_Listed entries_
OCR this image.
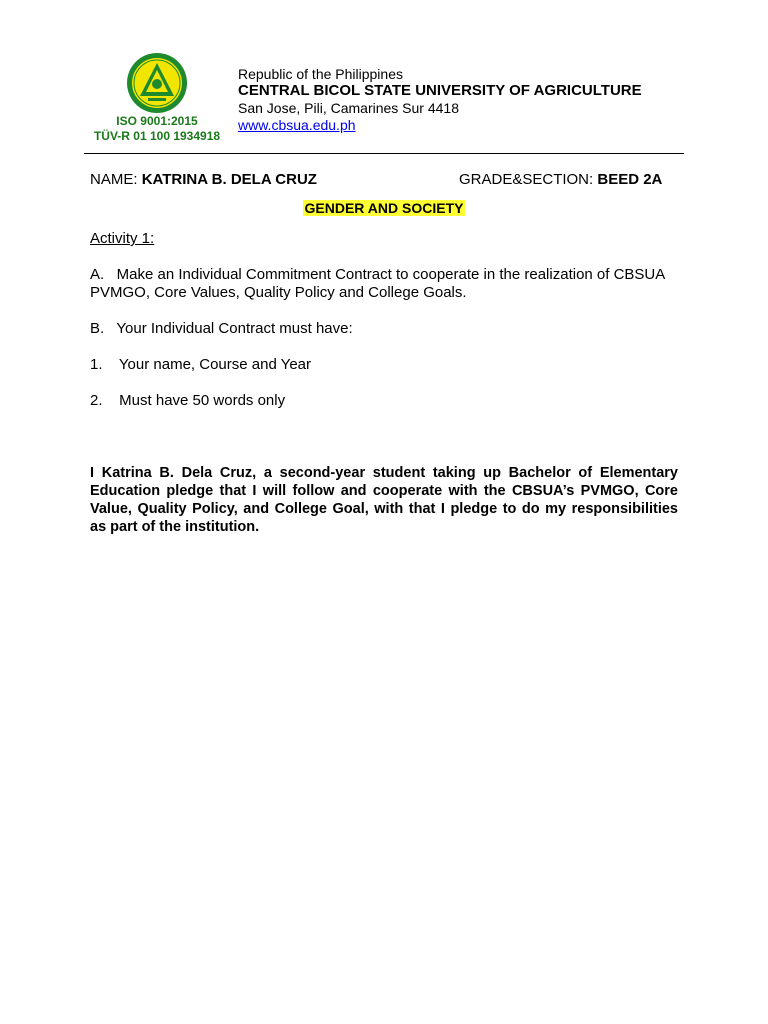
ISO 9001:2015
TÜV-R 01 100 1934918
Republic of the Philippines
CENTRAL BICOL STATE UNIVERSITY OF AGRICULTURE
San Jose, Pili, Camarines Sur 4418
www.cbsua.edu.ph
NAME: KATRINA B. DELA CRUZ	GRADE&SECTION: BEED 2A
GENDER AND SOCIETY
Activity 1:
A.   Make an Individual Commitment Contract to cooperate in the realization of CBSUA PVMGO, Core Values, Quality Policy and College Goals.
B.   Your Individual Contract must have:
1.    Your name, Course and Year
2.    Must have 50 words only
I Katrina B. Dela Cruz, a second-year student taking up Bachelor of Elementary Education pledge that I will follow and cooperate with the CBSUA’s PVMGO, Core Value, Quality Policy, and College Goal, with that I pledge to do my responsibilities as part of the institution.
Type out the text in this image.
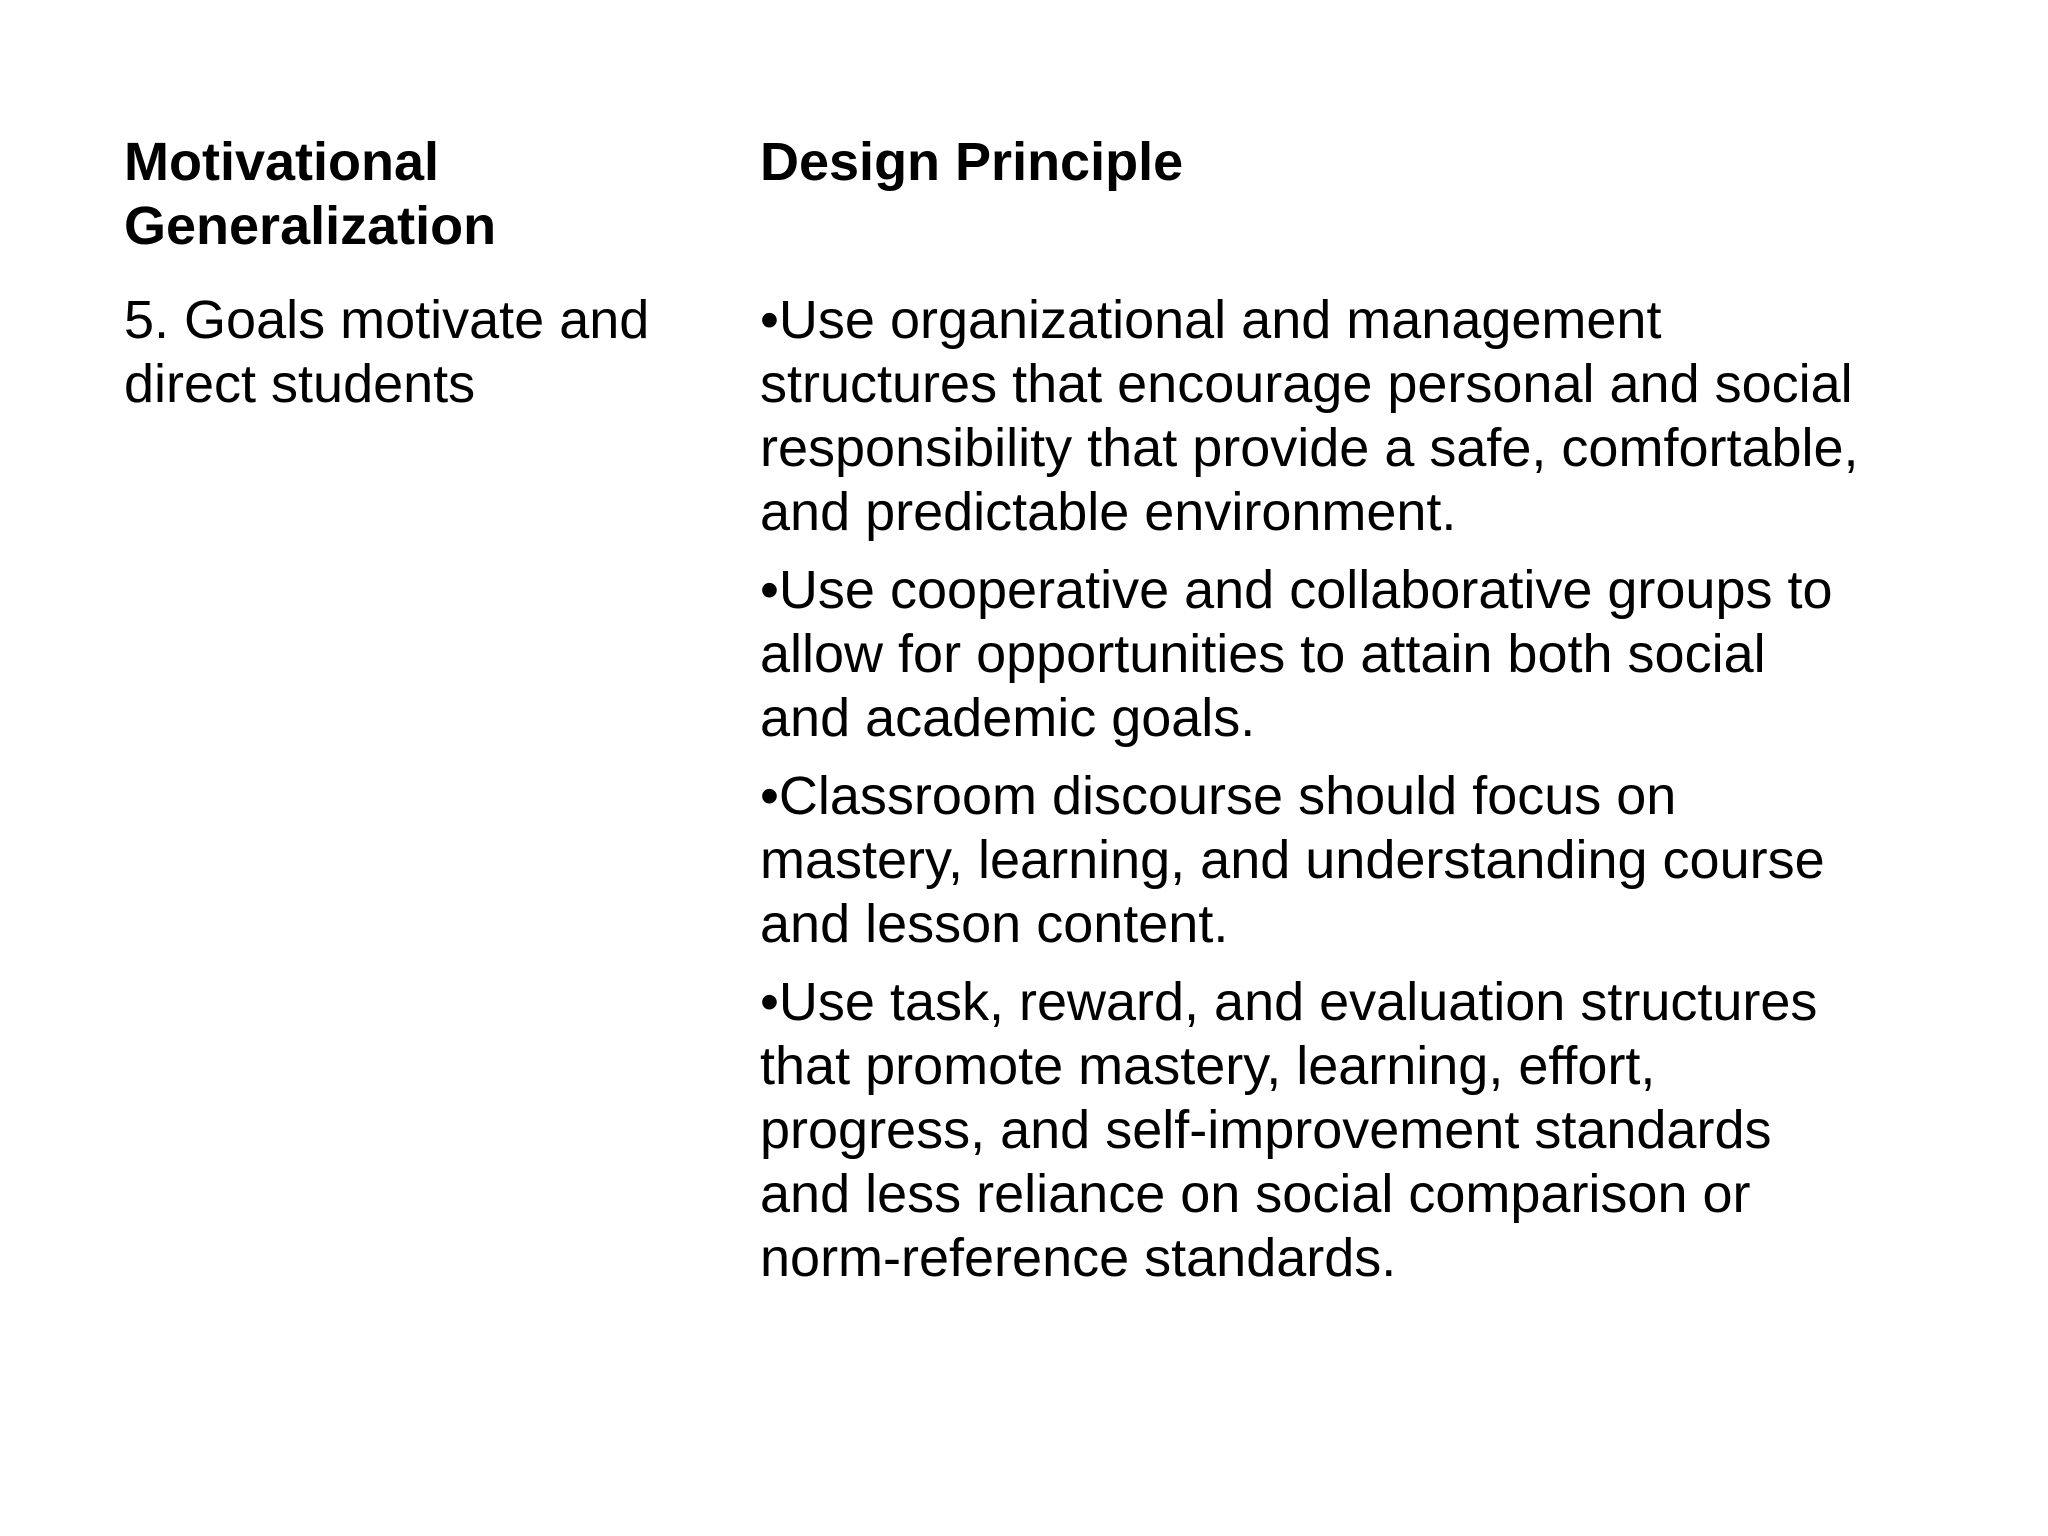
Motivational
Generalization
Design Principle
5. Goals motivate and
direct students

•Use organizational and management
structures that encourage personal and social
responsibility that provide a safe, comfortable,
and predictable environment.

•Use cooperative and collaborative groups to
allow for opportunities to attain both social
and academic goals.

•Classroom discourse should focus on
mastery, learning, and understanding course
and lesson content.

•Use task, reward, and evaluation structures
that promote mastery, learning, effort,
progress, and self-improvement standards
and less reliance on social comparison or
norm-reference standards.
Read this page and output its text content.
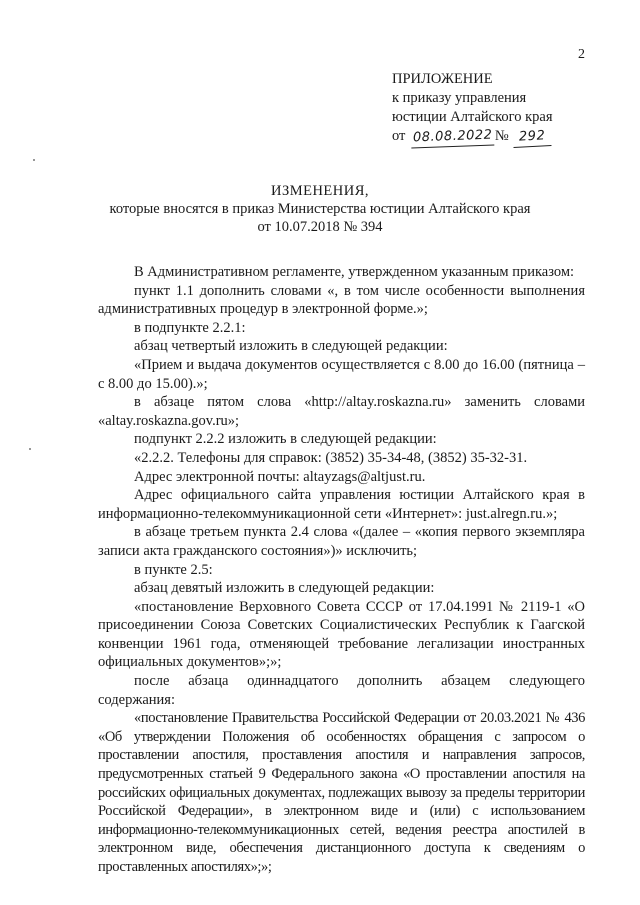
2
ПРИЛОЖЕНИЕ
к приказу управления
юстиции Алтайского края
от 08.08.2022 № 292
ИЗМЕНЕНИЯ,
которые вносятся в приказ Министерства юстиции Алтайского края
от 10.07.2018 № 394

В Административном регламенте, утвержденном указанным приказом:

пункт 1.1 дополнить словами «, в том числе особенности выполнения административных процедур в электронной форме.»;

в подпункте 2.2.1:

абзац четвертый изложить в следующей редакции:

«Прием и выдача документов осуществляется с 8.00 до 16.00 (пятница – с 8.00 до 15.00).»;

в абзаце пятом слова «http://altay.roskazna.ru» заменить словами «altay.roskazna.gov.ru»;

подпункт 2.2.2 изложить в следующей редакции:

«2.2.2. Телефоны для справок: (3852) 35-34-48, (3852) 35-32-31.

Адрес электронной почты: altayzags@altjust.ru.

Адрес официального сайта управления юстиции Алтайского края в информационно-телекоммуникационной сети «Интернет»: just.alregn.ru.»;

в абзаце третьем пункта 2.4 слова «(далее – «копия первого экземпляра записи акта гражданского состояния»)» исключить;

в пункте 2.5:

абзац девятый изложить в следующей редакции:

«постановление Верховного Совета СССР от 17.04.1991 № 2119-1 «О присоединении Союза Советских Социалистических Республик к Гаагской конвенции 1961 года, отменяющей требование легализации иностранных официальных документов»;»;

после абзаца одиннадцатого дополнить абзацем следующего содержания:

«постановление Правительства Российской Федерации от 20.03.2021 № 436 «Об утверждении Положения об особенностях обращения с запросом о проставлении апостиля, проставления апостиля и направления запросов, предусмотренных статьей 9 Федерального закона «О проставлении апостиля на российских официальных документах, подлежащих вывозу за пределы территории Российской Федерации», в электронном виде и (или) с использованием информационно-телекоммуникационных сетей, ведения реестра апостилей в электронном виде, обеспечения дистанционного доступа к сведениям о проставленных апостилях»;»;
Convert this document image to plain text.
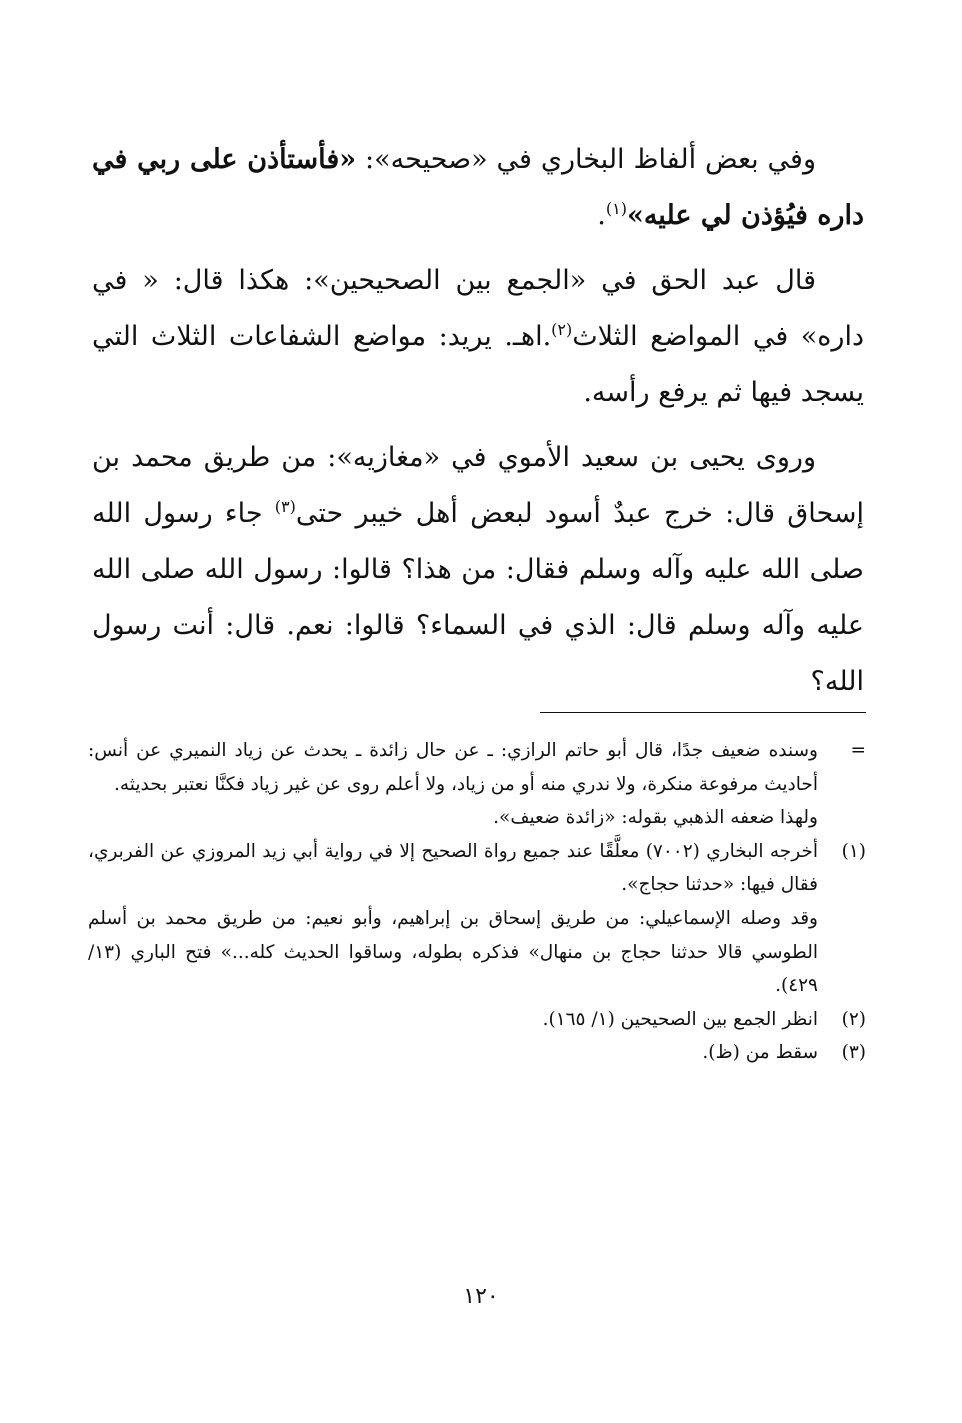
وفي بعض ألفاظ البخاري في «صحيحه»: «فأستأذن على ربي في داره فيُؤذن لي عليه»$^{(١)}$.

قال عبد الحق في «الجمع بين الصحيحين»: هكذا قال: « في داره» في المواضع الثلاث$^{(٢)}$.اهـ. يريد: مواضع الشفاعات الثلاث التي يسجد فيها ثم يرفع رأسه.

وروى يحيى بن سعيد الأموي في «مغازيه»: من طريق محمد بن إسحاق قال: خرج عبدٌ أسود لبعض أهل خيبر حتى$^{(٣)}$ جاء رسول الله صلى الله عليه وآله وسلم فقال: من هذا؟ قالوا: رسول الله صلى الله عليه وآله وسلم قال: الذي في السماء؟ قالوا: نعم. قال: أنت رسول الله؟

=
وسنده ضعيف جدًا، قال أبو حاتم الرازي: ـ عن حال زائدة ـ يحدث عن زياد النميري عن أنس: أحاديث مرفوعة منكرة، ولا ندري منه أو من زياد، ولا أعلم روى عن غير زياد فكنَّا نعتبر بحديثه.
ولهذا ضعفه الذهبي بقوله: «زائدة ضعيف».
(١)
أخرجه البخاري (٧٠٠٢) معلَّقًا عند جميع رواة الصحيح إلا في رواية أبي زيد المروزي عن الفربري، فقال فيها: «حدثنا حجاج».
وقد وصله الإسماعيلي: من طريق إسحاق بن إبراهيم، وأبو نعيم: من طريق محمد بن أسلم الطوسي قالا حدثنا حجاج بن منهال» فذكره بطوله، وساقوا الحديث كله...» فتح الباري (١٣/ ٤٢٩).
(٢)
انظر الجمع بين الصحيحين (١/ ١٦٥).
(٣)
سقط من (ظ).
١٢٠
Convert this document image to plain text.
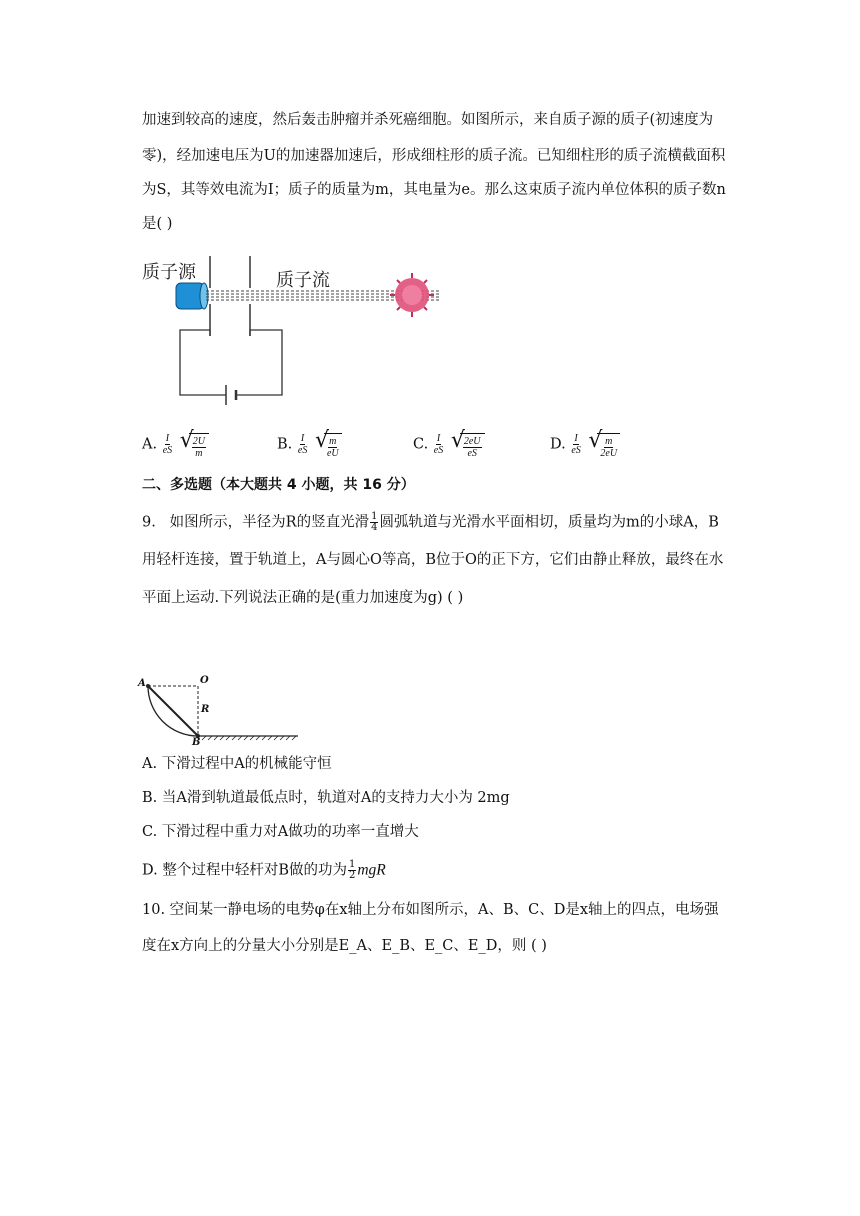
加速到较高的速度，然后轰击肿瘤并杀死癌细胞。如图所示，来自质子源的质子(初速度为
零)，经加速电压为U的加速器加速后，形成细柱形的质子流。已知细柱形的质子流横截面积
为S，其等效电流为I；质子的质量为m，其电量为e。那么这束质子流内单位体积的质子数n
是( )
质子源	质子流
A. $\frac{I}{eS}$
√
$\frac{2U}{m}$	B. $\frac{I}{eS}$
√
$\frac{m}{eU}$	C. $\frac{I}{eS}$
√
$\frac{2eU}{eS}$	D. $\frac{I}{eS}$
√
$\frac{m}{2eU}$
二、多选题（本大题共 4 小题，共 16 分）
9. 如图所示，半径为R的竖直光滑 $\frac{1}{4}$ 圆弧轨道与光滑水平面相切，质量均为m的小球A，B
用轻杆连接，置于轨道上，A与圆心O等高，B位于O的正下方，它们由静止释放，最终在水
平面上运动.下列说法正确的是(重力加速度为g) ( )
A	O
R
B
A. 下滑过程中A的机械能守恒
B. 当A滑到轨道最低点时，轨道对A的支持力大小为 2mg
C. 下滑过程中重力对A做功的功率一直增大
D. 整个过程中轻杆对B做的功为 $\frac{1}{2}$ mgR
10. 空间某一静电场的电势φ在x轴上分布如图所示，A、B、C、D是x轴上的四点，电场强
度在x方向上的分量大小分别是E_A、E_B、E_C、E_D，则 ( )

_Required task_
Identify each line in the records above containing the word "learning"; copy those lines.

_Response to this task_
mastery, learning, and understanding course
that promote mastery, learning, effort,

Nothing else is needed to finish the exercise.